(Records excerpted from a collection)

● ● ● ●

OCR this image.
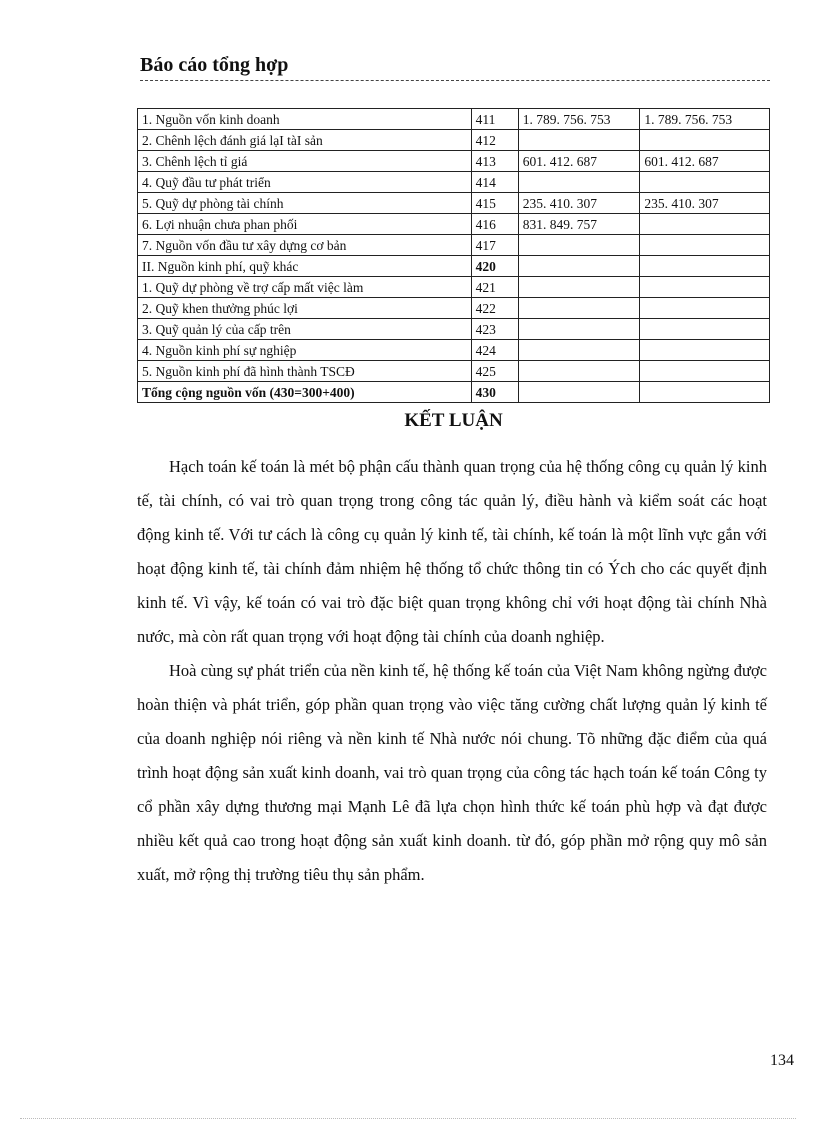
Báo cáo tổng hợp
1. Nguồn vốn kinh doanh	411	1. 789. 756. 753	1. 789. 756. 753
2. Chênh lệch đánh giá lạI tàI sản	412		
3. Chênh lệch tỉ giá	413	601. 412. 687	601. 412. 687
4. Quỹ đầu tư phát triển	414		
5. Quỹ dự phòng tài chính	415	235. 410. 307	235. 410. 307
6. Lợi nhuận chưa phan phối	416	831. 849. 757	
7. Nguồn vốn đầu tư xây dựng cơ bản	417		
II. Nguồn kinh phí, quỹ khác	420		
1. Quỹ dự phòng về trợ cấp mất việc làm	421		
2. Quỹ khen thưởng phúc lợi	422		
3. Quỹ quản lý của cấp trên	423		
4. Nguồn kinh phí sự nghiệp	424		
5. Nguồn kinh phí đã hình thành TSCĐ	425		
Tổng cộng nguồn vốn (430=300+400)	430		
KẾT LUẬN

Hạch toán kế toán là mét bộ phận cấu thành quan trọng của hệ thống công cụ quản lý kinh tế, tài chính, có vai trò quan trọng trong công tác quản lý, điều hành và kiểm soát các hoạt động kinh tế. Với tư cách là công cụ quản lý kinh tế, tài chính, kế toán là một lĩnh vực gắn với hoạt động kinh tế, tài chính đảm nhiệm hệ thống tổ chức thông tin có Ých cho các quyết định kinh tế. Vì vậy, kế toán có vai trò đặc biệt quan trọng không chỉ với hoạt động tài chính Nhà nước, mà còn rất quan trọng với hoạt động tài chính của doanh nghiệp.

Hoà cùng sự phát triển của nền kinh tế, hệ thống kế toán của Việt Nam không ngừng được hoàn thiện và phát triển, góp phần quan trọng vào việc tăng cường chất lượng quản lý kinh tế của doanh nghiệp nói riêng và nền kinh tế Nhà nước nói chung. Tõ những đặc điểm của quá trình hoạt động sản xuất kinh doanh, vai trò quan trọng của công tác hạch toán kế toán Công ty cổ phần xây dựng thương mại Mạnh Lê đã lựa chọn hình thức kế toán phù hợp và đạt được nhiều kết quả cao trong hoạt động sản xuất kinh doanh. từ đó, góp phần mở rộng quy mô sản xuất, mở rộng thị trường tiêu thụ sản phẩm.

134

● ● ● ●

# [EXERCISE INSTRUCTIONS]
Determine how many lines of the records above contain the word "lệch", and report only that number.

# [RIGHT ANSWER]
2